▶ _EXERCISE_
Transcribe the records in full, keeping every character as it is.

▶ _RAW DATA_
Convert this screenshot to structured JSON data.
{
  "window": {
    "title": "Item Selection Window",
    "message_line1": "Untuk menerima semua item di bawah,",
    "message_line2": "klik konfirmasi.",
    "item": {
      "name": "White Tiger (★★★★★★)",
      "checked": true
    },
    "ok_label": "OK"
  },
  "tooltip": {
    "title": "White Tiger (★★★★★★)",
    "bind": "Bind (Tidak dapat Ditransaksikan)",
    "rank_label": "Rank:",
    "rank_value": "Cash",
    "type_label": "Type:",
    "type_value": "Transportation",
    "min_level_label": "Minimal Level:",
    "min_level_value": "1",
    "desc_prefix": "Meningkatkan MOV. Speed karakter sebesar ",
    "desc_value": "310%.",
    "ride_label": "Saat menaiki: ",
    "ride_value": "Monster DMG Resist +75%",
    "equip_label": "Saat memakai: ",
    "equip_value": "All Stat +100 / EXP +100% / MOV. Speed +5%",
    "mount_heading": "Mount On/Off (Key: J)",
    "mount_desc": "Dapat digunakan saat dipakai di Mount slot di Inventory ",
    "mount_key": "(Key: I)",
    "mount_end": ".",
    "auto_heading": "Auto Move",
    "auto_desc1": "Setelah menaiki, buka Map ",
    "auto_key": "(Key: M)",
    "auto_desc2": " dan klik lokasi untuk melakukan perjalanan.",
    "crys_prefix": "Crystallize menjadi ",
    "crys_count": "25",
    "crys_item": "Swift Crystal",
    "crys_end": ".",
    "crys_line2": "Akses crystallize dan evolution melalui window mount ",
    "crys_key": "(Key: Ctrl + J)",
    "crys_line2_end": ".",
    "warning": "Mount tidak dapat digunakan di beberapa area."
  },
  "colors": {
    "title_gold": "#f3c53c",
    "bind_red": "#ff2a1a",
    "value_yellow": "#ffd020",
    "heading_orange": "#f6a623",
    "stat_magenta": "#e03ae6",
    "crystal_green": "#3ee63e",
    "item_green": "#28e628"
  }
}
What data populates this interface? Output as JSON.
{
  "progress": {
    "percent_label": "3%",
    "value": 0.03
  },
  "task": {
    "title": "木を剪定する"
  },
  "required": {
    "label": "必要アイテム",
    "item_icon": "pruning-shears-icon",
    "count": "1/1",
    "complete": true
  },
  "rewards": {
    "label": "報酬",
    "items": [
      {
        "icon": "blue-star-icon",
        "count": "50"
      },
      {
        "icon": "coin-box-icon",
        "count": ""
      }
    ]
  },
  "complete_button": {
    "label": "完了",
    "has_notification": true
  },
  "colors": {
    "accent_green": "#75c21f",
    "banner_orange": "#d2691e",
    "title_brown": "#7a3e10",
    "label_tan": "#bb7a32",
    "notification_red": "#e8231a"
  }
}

▶ _SOLUTION FOR THIS TASK_
Convert this screenshot to structured JSON data.
{
  "window": {
    "title": "Item Selection Window",
    "message_line1": "Untuk menerima semua item di bawah,",
    "message_line2": "klik konfirmasi.",
    "item": {
      "name": "White Tiger (★★★★★★)",
      "checked": true
    },
    "ok_label": "OK"
  },
  "tooltip": {
    "title": "White Tiger (★★★★★★)",
    "bind": "Bind (Tidak dapat Ditransaksikan)",
    "rank_label": "Rank:",
    "rank_value": "Cash",
    "type_label": "Type:",
    "type_value": "Transportation",
    "min_level_label": "Minimal Level:",
    "min_level_value": "1",
    "desc_prefix": "Meningkatkan MOV. Speed karakter sebesar ",
    "desc_value": "310%.",
    "ride_label": "Saat menaiki: ",
    "ride_value": "Monster DMG Resist +75%",
    "equip_label": "Saat memakai: ",
    "equip_value": "All Stat +100 / EXP +100% / MOV. Speed +5%",
    "mount_heading": "Mount On/Off (Key: J)",
    "mount_desc": "Dapat digunakan saat dipakai di Mount slot di Inventory ",
    "mount_key": "(Key: I)",
    "mount_end": ".",
    "auto_heading": "Auto Move",
    "auto_desc1": "Setelah menaiki, buka Map ",
    "auto_key": "(Key: M)",
    "auto_desc2": " dan klik lokasi untuk melakukan perjalanan.",
    "crys_prefix": "Crystallize menjadi ",
    "crys_count": "25",
    "crys_item": "Swift Crystal",
    "crys_end": ".",
    "crys_line2": "Akses crystallize dan evolution melalui window mount ",
    "crys_key": "(Key: Ctrl + J)",
    "crys_line2_end": ".",
    "warning": "Mount tidak dapat digunakan di beberapa area."
  },
  "colors": {
    "title_gold": "#f3c53c",
    "bind_red": "#ff2a1a",
    "value_yellow": "#ffd020",
    "heading_orange": "#f6a623",
    "stat_magenta": "#e03ae6",
    "crystal_green": "#3ee63e",
    "item_green": "#28e628"
  }
}
What data populates this interface? Output as JSON.
{
  "progress": {
    "percent_label": "3%",
    "value": 0.03
  },
  "task": {
    "title": "木を剪定する"
  },
  "required": {
    "label": "必要アイテム",
    "item_icon": "pruning-shears-icon",
    "count": "1/1",
    "complete": true
  },
  "rewards": {
    "label": "報酬",
    "items": [
      {
        "icon": "blue-star-icon",
        "count": "50"
      },
      {
        "icon": "coin-box-icon",
        "count": ""
      }
    ]
  },
  "complete_button": {
    "label": "完了",
    "has_notification": true
  },
  "colors": {
    "accent_green": "#75c21f",
    "banner_orange": "#d2691e",
    "title_brown": "#7a3e10",
    "label_tan": "#bb7a32",
    "notification_red": "#e8231a"
  }
}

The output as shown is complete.